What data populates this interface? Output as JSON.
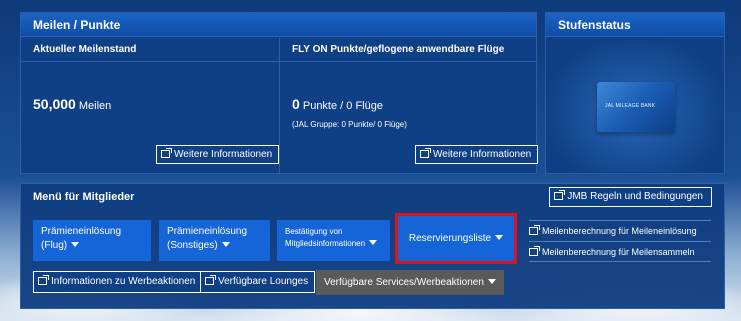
{
  "miles_panel": {
    "title": "Meilen / Punkte",
    "left": {
      "title": "Aktueller Meilenstand",
      "value": "50,000",
      "unit": "Meilen",
      "more": "Weitere Informationen"
    },
    "right": {
      "title": "FLY ON Punkte/geflogene anwendbare Flüge",
      "value": "0",
      "unit": "Punkte / 0 Flüge",
      "note": "(JAL Gruppe: 0 Punkte/ 0 Flüge)",
      "more": "Weitere Informationen"
    }
  },
  "status_panel": {
    "title": "Stufenstatus",
    "card_text": "JAL MILEAGE BANK"
  },
  "menu": {
    "title": "Menü für Mitglieder",
    "jmb_rules": "JMB Regeln und Bedingungen",
    "buttons": [
      {
        "line1": "Prämieneinlösung",
        "line2": "(Flug)"
      },
      {
        "line1": "Prämieneinlösung",
        "line2": "(Sonstiges)"
      },
      {
        "line1": "Bestätigung von",
        "line2": "Mitgliedsinformationen"
      },
      {
        "line1": "Reservierungsliste"
      }
    ],
    "side_links": [
      "Meilenberechnung für Meileneinlösung",
      "Meilenberechnung für Meilensammeln"
    ],
    "bottom": {
      "promotions": "Informationen zu Werbeaktionen",
      "lounges": "Verfügbare Lounges",
      "services": "Verfügbare Services/Werbeaktionen"
    }
  },
  "colors": {
    "panel": "#0f3f85",
    "button": "#1565d8",
    "highlight": "#e0121a",
    "grey_button": "#5a5a5a"
  }
}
+ + + + +
## SHORT TASK
Make an exact copy of the listing above. Do not include the pictures.

## ANSWER TO THIS PROBLEM
What data populates this interface? Output as JSON.
{
  "miles_panel": {
    "title": "Meilen / Punkte",
    "left": {
      "title": "Aktueller Meilenstand",
      "value": "50,000",
      "unit": "Meilen",
      "more": "Weitere Informationen"
    },
    "right": {
      "title": "FLY ON Punkte/geflogene anwendbare Flüge",
      "value": "0",
      "unit": "Punkte / 0 Flüge",
      "note": "(JAL Gruppe: 0 Punkte/ 0 Flüge)",
      "more": "Weitere Informationen"
    }
  },
  "status_panel": {
    "title": "Stufenstatus",
    "card_text": "JAL MILEAGE BANK"
  },
  "menu": {
    "title": "Menü für Mitglieder",
    "jmb_rules": "JMB Regeln und Bedingungen",
    "buttons": [
      {
        "line1": "Prämieneinlösung",
        "line2": "(Flug)"
      },
      {
        "line1": "Prämieneinlösung",
        "line2": "(Sonstiges)"
      },
      {
        "line1": "Bestätigung von",
        "line2": "Mitgliedsinformationen"
      },
      {
        "line1": "Reservierungsliste"
      }
    ],
    "side_links": [
      "Meilenberechnung für Meileneinlösung",
      "Meilenberechnung für Meilensammeln"
    ],
    "bottom": {
      "promotions": "Informationen zu Werbeaktionen",
      "lounges": "Verfügbare Lounges",
      "services": "Verfügbare Services/Werbeaktionen"
    }
  },
  "colors": {
    "panel": "#0f3f85",
    "button": "#1565d8",
    "highlight": "#e0121a",
    "grey_button": "#5a5a5a"
  }
}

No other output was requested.